__DIRECTIONS__
Pick out and copy every line in the items below that contains the string "старцев". Matching is case-sensitive.

--*--

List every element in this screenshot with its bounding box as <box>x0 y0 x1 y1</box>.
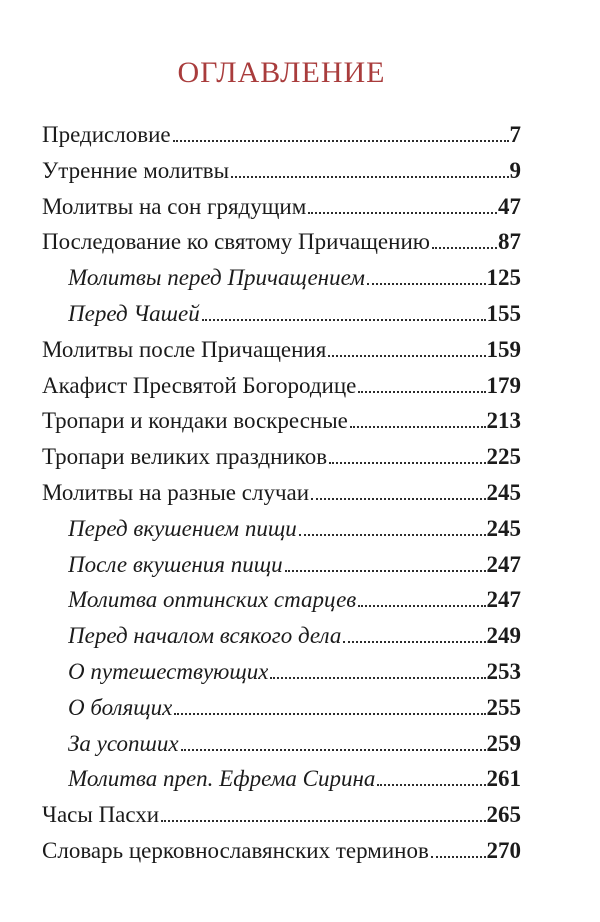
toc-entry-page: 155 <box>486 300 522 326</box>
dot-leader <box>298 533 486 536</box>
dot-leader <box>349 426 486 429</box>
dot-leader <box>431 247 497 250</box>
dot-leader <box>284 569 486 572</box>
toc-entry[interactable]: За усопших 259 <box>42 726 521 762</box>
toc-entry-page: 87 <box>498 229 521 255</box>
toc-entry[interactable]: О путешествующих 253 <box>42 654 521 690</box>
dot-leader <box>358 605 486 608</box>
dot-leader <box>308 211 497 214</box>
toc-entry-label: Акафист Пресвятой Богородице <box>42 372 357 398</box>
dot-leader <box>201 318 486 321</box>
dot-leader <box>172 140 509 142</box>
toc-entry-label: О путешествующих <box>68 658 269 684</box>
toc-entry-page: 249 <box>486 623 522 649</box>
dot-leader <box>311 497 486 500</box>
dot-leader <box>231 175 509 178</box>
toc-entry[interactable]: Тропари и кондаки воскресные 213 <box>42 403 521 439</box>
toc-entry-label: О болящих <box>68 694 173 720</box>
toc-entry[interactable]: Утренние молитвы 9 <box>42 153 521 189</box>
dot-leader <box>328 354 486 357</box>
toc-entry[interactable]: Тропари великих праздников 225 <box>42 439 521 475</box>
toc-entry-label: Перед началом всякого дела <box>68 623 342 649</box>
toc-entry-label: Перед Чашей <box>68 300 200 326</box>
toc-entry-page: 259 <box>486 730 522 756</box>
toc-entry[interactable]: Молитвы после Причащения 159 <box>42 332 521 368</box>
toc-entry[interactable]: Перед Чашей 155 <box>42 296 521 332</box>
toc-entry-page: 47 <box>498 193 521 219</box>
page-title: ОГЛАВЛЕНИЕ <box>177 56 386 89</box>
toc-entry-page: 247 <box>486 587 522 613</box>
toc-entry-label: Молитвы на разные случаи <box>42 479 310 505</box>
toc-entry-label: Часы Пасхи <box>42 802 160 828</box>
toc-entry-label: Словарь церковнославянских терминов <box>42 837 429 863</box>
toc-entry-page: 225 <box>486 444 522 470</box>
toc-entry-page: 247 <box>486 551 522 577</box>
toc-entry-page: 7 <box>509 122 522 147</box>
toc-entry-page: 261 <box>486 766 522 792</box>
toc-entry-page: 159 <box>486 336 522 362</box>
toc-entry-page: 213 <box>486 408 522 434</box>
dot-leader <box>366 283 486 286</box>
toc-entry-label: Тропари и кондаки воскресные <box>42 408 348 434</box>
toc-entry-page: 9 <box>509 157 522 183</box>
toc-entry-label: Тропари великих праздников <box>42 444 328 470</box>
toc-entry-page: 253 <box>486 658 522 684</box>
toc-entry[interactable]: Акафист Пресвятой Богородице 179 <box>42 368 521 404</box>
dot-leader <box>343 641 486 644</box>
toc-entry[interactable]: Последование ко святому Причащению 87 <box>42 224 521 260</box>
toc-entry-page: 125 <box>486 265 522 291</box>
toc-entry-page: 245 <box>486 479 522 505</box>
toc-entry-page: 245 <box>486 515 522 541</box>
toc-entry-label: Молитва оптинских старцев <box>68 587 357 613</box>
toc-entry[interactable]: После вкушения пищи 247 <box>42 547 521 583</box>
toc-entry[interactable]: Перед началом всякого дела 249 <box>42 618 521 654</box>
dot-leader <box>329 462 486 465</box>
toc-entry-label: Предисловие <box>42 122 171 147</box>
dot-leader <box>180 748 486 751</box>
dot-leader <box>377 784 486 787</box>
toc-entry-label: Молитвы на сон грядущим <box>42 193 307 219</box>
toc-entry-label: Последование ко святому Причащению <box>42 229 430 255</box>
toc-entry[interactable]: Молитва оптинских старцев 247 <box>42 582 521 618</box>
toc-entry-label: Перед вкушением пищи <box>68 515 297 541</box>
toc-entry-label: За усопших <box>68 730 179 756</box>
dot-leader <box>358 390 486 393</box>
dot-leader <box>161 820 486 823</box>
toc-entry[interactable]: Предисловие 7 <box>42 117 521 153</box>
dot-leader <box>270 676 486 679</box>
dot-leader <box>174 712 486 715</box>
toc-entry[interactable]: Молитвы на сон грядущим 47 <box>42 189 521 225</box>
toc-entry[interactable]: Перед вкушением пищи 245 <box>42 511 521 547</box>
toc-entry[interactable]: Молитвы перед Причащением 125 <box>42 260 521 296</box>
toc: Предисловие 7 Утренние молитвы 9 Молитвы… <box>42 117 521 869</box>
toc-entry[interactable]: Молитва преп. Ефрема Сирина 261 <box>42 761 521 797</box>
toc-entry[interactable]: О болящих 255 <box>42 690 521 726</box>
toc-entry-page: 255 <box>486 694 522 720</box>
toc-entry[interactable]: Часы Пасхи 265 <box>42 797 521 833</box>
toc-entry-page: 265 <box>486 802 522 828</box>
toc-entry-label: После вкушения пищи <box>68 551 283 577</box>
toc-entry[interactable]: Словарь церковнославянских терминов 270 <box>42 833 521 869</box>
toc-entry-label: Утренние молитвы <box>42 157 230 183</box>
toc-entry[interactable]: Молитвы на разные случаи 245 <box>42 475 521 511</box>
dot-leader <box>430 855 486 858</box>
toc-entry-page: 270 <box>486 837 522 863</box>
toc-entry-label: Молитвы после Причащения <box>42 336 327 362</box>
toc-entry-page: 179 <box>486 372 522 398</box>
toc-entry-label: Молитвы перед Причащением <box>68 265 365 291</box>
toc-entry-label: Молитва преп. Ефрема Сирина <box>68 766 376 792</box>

--*--

__OUTPUT OF THE EXERCISE__
toc-entry-label: Молитва оптинских старцев <box>68 587 357 613</box>
toc-entry[interactable]: Молитва оптинских старцев 247 <box>42 582 521 618</box>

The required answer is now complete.